**TASK INSTRUCTIONS**
Output all of the records exactly as written.

**RECORDS FOR THIS EXERCISE**
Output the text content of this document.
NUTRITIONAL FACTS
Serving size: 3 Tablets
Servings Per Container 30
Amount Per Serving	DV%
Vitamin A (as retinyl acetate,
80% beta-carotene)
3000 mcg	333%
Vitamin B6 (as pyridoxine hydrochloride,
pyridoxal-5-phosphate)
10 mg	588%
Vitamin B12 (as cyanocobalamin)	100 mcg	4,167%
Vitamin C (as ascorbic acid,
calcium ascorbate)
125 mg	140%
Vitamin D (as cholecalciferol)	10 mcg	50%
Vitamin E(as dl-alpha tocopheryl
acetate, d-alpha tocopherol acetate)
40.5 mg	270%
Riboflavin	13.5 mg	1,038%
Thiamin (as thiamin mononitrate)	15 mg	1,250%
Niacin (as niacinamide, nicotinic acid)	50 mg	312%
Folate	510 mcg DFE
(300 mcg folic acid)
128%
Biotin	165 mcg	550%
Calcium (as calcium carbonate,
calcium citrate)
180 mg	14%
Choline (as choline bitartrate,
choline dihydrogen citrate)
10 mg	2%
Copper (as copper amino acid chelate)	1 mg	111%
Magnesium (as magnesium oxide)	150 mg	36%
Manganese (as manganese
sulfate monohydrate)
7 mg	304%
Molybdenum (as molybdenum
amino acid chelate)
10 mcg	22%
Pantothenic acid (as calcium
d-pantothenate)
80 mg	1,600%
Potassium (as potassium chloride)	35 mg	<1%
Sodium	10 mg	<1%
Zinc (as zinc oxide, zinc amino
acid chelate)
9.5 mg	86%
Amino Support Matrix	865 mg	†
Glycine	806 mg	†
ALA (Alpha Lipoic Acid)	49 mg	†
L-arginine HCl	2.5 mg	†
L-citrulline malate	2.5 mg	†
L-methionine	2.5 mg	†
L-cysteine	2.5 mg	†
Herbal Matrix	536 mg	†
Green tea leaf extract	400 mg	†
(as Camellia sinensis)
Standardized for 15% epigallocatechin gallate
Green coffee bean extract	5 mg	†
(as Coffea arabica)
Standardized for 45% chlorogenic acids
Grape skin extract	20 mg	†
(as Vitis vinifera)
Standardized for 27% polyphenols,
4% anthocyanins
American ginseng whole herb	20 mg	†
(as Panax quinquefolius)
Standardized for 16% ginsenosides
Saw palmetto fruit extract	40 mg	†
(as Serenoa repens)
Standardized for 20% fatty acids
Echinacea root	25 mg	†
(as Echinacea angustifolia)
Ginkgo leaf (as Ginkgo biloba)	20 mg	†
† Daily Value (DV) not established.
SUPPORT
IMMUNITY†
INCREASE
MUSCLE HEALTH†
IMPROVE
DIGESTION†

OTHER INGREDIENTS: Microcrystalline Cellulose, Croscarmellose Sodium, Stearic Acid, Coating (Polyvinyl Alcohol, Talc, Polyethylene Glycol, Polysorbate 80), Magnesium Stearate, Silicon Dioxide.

**SOLUTION TO THIS TASK**
Output the text content of this document.
NUTRITIONAL FACTS
Serving size: 3 Tablets
Servings Per Container 30
Amount Per Serving	DV%
Vitamin A (as retinyl acetate,
80% beta-carotene)
3000 mcg	333%
Vitamin B6 (as pyridoxine hydrochloride,
pyridoxal-5-phosphate)
10 mg	588%
Vitamin B12 (as cyanocobalamin)	100 mcg	4,167%
Vitamin C (as ascorbic acid,
calcium ascorbate)
125 mg	140%
Vitamin D (as cholecalciferol)	10 mcg	50%
Vitamin E(as dl-alpha tocopheryl
acetate, d-alpha tocopherol acetate)
40.5 mg	270%
Riboflavin	13.5 mg	1,038%
Thiamin (as thiamin mononitrate)	15 mg	1,250%
Niacin (as niacinamide, nicotinic acid)	50 mg	312%
Folate	510 mcg DFE
(300 mcg folic acid)
128%
Biotin	165 mcg	550%
Calcium (as calcium carbonate,
calcium citrate)
180 mg	14%
Choline (as choline bitartrate,
choline dihydrogen citrate)
10 mg	2%
Copper (as copper amino acid chelate)	1 mg	111%
Magnesium (as magnesium oxide)	150 mg	36%
Manganese (as manganese
sulfate monohydrate)
7 mg	304%
Molybdenum (as molybdenum
amino acid chelate)
10 mcg	22%
Pantothenic acid (as calcium
d-pantothenate)
80 mg	1,600%
Potassium (as potassium chloride)	35 mg	<1%
Sodium	10 mg	<1%
Zinc (as zinc oxide, zinc amino
acid chelate)
9.5 mg	86%
Amino Support Matrix	865 mg	†
Glycine	806 mg	†
ALA (Alpha Lipoic Acid)	49 mg	†
L-arginine HCl	2.5 mg	†
L-citrulline malate	2.5 mg	†
L-methionine	2.5 mg	†
L-cysteine	2.5 mg	†
Herbal Matrix	536 mg	†
Green tea leaf extract	400 mg	†
(as Camellia sinensis)
Standardized for 15% epigallocatechin gallate
Green coffee bean extract	5 mg	†
(as Coffea arabica)
Standardized for 45% chlorogenic acids
Grape skin extract	20 mg	†
(as Vitis vinifera)
Standardized for 27% polyphenols,
4% anthocyanins
American ginseng whole herb	20 mg	†
(as Panax quinquefolius)
Standardized for 16% ginsenosides
Saw palmetto fruit extract	40 mg	†
(as Serenoa repens)
Standardized for 20% fatty acids
Echinacea root	25 mg	†
(as Echinacea angustifolia)
Ginkgo leaf (as Ginkgo biloba)	20 mg	†
† Daily Value (DV) not established.
SUPPORT
IMMUNITY†
INCREASE
MUSCLE HEALTH†
IMPROVE
DIGESTION†

OTHER INGREDIENTS: Microcrystalline Cellulose, Croscarmellose Sodium, Stearic Acid, Coating (Polyvinyl Alcohol, Talc, Polyethylene Glycol, Polysorbate 80), Magnesium Stearate, Silicon Dioxide.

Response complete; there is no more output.